* DO THIS
Using the data below, gather each line that includes the word "Abidin".

-------

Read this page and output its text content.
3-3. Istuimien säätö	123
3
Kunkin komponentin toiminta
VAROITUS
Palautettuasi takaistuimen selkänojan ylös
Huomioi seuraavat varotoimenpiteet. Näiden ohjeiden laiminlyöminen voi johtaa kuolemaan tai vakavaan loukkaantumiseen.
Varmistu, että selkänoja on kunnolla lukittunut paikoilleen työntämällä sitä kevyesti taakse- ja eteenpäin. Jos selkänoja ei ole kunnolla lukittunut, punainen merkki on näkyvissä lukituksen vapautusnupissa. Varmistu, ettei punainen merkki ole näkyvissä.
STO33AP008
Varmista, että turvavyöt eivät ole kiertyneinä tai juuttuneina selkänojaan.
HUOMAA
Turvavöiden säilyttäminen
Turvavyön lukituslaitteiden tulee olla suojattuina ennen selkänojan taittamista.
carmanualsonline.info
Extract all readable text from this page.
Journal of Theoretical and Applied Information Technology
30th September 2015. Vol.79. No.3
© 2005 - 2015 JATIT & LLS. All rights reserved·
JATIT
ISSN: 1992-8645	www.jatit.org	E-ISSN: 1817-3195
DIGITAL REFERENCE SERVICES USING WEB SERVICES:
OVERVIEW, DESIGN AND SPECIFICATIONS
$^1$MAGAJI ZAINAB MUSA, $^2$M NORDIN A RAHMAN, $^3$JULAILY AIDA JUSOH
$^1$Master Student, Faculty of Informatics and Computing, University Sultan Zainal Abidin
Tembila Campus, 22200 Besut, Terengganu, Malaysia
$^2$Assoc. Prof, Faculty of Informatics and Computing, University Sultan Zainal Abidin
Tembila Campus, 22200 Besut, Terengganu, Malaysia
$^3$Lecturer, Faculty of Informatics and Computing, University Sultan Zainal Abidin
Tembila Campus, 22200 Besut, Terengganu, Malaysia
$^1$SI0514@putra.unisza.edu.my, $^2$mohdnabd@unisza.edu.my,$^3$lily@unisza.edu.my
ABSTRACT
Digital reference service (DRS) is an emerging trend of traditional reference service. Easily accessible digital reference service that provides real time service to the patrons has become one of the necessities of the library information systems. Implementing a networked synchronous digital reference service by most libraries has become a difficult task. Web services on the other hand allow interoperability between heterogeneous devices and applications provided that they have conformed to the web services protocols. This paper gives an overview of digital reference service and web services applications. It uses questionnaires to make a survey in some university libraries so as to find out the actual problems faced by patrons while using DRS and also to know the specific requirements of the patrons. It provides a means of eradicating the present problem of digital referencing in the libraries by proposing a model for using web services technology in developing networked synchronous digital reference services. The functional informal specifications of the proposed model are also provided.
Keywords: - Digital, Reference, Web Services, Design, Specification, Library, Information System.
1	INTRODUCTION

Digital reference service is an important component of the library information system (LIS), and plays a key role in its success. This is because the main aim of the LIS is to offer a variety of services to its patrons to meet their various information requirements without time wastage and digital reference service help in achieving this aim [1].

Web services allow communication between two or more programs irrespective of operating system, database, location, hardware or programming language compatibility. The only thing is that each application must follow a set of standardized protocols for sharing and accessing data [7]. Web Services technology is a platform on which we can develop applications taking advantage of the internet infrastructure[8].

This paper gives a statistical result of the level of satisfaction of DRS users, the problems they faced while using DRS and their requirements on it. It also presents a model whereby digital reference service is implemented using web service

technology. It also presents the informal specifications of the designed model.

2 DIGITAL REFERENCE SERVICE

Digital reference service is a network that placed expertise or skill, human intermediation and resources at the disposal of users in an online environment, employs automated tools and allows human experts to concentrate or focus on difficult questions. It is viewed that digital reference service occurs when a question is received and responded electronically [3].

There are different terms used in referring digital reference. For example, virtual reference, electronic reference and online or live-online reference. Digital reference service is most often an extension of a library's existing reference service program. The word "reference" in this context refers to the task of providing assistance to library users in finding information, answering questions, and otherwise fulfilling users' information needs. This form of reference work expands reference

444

-------

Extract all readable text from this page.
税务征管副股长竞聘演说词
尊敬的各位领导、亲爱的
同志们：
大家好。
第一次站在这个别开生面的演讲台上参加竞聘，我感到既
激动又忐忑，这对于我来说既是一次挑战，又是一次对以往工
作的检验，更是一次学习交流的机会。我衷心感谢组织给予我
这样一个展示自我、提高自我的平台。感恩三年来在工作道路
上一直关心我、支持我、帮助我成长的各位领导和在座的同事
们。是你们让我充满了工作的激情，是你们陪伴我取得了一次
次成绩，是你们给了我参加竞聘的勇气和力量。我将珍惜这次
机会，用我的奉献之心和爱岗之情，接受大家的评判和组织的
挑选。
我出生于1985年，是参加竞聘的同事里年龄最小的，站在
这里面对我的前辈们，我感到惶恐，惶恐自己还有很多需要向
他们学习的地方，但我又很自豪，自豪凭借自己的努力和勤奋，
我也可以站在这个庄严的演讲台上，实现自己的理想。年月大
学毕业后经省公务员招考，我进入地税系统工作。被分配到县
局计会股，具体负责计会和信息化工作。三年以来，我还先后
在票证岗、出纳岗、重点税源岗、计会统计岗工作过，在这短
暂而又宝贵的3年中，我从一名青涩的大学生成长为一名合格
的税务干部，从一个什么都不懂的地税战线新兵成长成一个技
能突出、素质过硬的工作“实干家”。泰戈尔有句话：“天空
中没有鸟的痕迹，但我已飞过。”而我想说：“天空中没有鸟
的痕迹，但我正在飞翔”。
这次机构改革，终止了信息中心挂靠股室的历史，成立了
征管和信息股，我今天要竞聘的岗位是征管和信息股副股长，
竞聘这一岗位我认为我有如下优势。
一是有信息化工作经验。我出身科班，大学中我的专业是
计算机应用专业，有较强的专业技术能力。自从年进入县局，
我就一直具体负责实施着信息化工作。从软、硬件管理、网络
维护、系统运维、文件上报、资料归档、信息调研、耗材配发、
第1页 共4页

-------

* SOLUTION
$^1$Master Student, Faculty of Informatics and Computing, University Sultan Zainal Abidin
$^2$Assoc. Prof, Faculty of Informatics and Computing, University Sultan Zainal Abidin
$^3$Lecturer, Faculty of Informatics and Computing, University Sultan Zainal Abidin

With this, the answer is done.